THE EXERCISE => Scan the following material for the string "informasi" and copy each line in which it appears.
═══ MATERIAL FOR THE TASK ═══
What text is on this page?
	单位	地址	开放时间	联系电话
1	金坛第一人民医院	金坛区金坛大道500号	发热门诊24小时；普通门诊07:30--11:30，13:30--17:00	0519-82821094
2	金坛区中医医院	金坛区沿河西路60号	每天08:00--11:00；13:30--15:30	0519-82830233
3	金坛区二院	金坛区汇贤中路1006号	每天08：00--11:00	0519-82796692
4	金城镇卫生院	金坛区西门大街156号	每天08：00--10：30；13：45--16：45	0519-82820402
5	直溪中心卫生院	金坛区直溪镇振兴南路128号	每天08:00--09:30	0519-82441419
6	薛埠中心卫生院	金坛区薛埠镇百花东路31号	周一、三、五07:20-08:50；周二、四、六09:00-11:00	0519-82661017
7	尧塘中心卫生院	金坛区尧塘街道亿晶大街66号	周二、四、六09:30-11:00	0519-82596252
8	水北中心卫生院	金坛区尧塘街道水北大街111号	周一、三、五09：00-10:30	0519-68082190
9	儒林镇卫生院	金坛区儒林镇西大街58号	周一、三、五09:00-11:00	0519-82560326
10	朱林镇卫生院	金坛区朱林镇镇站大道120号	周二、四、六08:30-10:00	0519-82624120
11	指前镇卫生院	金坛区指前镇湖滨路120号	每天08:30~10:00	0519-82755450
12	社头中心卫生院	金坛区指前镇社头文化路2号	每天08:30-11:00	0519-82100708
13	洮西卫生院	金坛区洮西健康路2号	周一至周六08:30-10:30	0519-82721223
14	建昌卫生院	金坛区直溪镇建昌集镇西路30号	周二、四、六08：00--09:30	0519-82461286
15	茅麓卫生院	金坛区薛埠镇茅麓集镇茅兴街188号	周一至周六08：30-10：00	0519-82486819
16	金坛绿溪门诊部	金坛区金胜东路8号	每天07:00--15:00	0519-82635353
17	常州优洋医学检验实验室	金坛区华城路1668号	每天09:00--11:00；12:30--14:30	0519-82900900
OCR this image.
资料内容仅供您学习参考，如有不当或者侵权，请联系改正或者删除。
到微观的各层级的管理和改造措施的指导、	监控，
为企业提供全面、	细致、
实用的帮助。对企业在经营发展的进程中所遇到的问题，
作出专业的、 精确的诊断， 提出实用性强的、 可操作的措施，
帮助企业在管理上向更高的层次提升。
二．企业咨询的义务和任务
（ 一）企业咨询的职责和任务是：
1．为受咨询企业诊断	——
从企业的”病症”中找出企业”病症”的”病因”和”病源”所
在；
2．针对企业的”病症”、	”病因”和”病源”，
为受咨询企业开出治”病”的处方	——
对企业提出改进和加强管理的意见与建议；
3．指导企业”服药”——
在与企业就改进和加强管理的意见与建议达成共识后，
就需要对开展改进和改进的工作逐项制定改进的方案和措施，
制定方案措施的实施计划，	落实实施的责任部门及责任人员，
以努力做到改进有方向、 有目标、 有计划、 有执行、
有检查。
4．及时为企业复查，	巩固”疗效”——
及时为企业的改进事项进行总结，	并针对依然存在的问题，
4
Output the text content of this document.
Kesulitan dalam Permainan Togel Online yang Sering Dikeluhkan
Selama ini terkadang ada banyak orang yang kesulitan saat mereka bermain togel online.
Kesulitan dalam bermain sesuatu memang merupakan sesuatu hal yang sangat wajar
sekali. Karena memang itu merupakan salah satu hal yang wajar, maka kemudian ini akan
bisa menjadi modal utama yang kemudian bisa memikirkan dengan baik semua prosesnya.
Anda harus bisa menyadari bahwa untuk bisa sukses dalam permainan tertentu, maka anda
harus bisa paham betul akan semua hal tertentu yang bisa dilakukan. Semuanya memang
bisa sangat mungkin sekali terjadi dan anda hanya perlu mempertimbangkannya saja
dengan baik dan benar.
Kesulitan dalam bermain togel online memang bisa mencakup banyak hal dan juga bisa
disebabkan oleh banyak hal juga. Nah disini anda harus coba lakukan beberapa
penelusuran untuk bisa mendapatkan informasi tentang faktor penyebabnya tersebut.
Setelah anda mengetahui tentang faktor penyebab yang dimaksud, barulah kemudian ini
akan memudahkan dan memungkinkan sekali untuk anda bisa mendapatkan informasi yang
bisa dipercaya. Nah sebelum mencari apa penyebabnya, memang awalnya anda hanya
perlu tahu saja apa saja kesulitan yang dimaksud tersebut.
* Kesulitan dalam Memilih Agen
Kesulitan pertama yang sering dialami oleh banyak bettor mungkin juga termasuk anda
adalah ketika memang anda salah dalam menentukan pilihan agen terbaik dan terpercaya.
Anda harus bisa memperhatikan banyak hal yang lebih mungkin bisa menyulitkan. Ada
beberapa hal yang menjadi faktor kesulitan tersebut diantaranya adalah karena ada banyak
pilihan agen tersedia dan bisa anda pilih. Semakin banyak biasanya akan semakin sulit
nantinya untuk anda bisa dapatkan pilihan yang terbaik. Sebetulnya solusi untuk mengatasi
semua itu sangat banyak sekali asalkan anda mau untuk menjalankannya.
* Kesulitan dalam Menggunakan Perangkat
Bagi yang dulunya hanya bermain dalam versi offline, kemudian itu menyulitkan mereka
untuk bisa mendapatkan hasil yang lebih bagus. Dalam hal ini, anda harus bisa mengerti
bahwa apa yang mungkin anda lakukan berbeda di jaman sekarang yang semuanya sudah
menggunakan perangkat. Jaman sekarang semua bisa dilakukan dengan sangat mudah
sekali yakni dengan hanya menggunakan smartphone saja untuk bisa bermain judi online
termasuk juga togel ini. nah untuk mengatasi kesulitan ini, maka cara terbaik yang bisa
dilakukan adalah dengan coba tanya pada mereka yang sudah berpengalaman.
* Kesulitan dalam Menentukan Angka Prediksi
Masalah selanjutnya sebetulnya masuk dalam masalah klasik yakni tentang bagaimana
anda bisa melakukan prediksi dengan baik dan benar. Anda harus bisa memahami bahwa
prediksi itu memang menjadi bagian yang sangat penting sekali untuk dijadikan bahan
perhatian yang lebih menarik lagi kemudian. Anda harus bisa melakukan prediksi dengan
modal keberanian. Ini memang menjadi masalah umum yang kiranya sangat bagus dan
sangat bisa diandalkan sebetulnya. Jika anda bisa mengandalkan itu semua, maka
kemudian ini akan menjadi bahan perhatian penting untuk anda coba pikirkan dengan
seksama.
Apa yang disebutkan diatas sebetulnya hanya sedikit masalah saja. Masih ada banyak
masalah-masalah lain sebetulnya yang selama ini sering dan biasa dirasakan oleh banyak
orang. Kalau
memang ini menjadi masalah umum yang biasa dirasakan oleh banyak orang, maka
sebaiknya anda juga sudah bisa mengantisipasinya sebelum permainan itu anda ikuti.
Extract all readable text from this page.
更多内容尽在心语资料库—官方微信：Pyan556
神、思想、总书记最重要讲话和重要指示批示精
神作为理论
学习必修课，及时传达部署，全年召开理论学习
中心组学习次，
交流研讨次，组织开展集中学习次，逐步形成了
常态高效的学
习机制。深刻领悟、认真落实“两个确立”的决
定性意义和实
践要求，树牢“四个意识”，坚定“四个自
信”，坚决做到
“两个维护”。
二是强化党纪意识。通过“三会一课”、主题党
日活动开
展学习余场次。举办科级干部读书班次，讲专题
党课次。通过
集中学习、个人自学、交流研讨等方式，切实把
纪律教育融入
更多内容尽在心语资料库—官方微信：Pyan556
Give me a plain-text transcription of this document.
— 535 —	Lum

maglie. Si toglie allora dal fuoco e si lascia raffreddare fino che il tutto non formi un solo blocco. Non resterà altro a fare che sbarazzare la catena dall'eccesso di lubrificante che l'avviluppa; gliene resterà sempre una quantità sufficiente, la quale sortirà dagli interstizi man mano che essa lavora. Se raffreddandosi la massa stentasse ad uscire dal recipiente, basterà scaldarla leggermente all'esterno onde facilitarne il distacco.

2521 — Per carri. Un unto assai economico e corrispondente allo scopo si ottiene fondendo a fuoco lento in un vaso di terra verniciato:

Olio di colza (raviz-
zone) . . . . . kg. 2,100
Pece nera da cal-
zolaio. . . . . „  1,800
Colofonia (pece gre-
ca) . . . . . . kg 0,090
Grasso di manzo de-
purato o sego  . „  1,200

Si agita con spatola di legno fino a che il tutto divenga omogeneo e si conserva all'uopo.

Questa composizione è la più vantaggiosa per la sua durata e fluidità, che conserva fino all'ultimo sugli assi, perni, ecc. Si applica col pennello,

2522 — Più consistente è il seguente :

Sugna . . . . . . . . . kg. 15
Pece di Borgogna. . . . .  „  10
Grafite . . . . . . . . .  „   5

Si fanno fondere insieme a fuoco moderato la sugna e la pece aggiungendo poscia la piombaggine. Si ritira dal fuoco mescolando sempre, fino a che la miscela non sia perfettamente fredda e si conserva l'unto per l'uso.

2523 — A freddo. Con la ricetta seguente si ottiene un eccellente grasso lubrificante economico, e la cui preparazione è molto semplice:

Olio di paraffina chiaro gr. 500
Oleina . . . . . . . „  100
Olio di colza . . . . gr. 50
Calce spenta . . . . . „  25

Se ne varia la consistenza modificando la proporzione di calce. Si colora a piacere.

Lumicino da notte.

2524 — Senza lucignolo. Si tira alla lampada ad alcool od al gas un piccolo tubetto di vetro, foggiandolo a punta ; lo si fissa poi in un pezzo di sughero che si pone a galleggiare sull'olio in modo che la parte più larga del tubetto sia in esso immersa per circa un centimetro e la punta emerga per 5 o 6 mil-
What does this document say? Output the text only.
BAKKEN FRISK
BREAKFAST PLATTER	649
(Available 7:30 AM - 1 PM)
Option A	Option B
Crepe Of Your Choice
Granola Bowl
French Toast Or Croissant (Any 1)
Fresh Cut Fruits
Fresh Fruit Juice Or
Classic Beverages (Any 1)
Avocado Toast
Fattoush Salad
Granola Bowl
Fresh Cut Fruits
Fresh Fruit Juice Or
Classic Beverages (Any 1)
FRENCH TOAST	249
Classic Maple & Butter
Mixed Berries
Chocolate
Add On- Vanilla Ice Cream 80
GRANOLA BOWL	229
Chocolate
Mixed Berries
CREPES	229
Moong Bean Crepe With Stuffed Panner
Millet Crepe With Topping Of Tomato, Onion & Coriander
═══
RESULT FOR THIS TASK =>
penelusuran untuk bisa mendapatkan informasi tentang faktor penyebabnya tersebut.
akan memudahkan dan memungkinkan sekali untuk anda bisa mendapatkan informasi yang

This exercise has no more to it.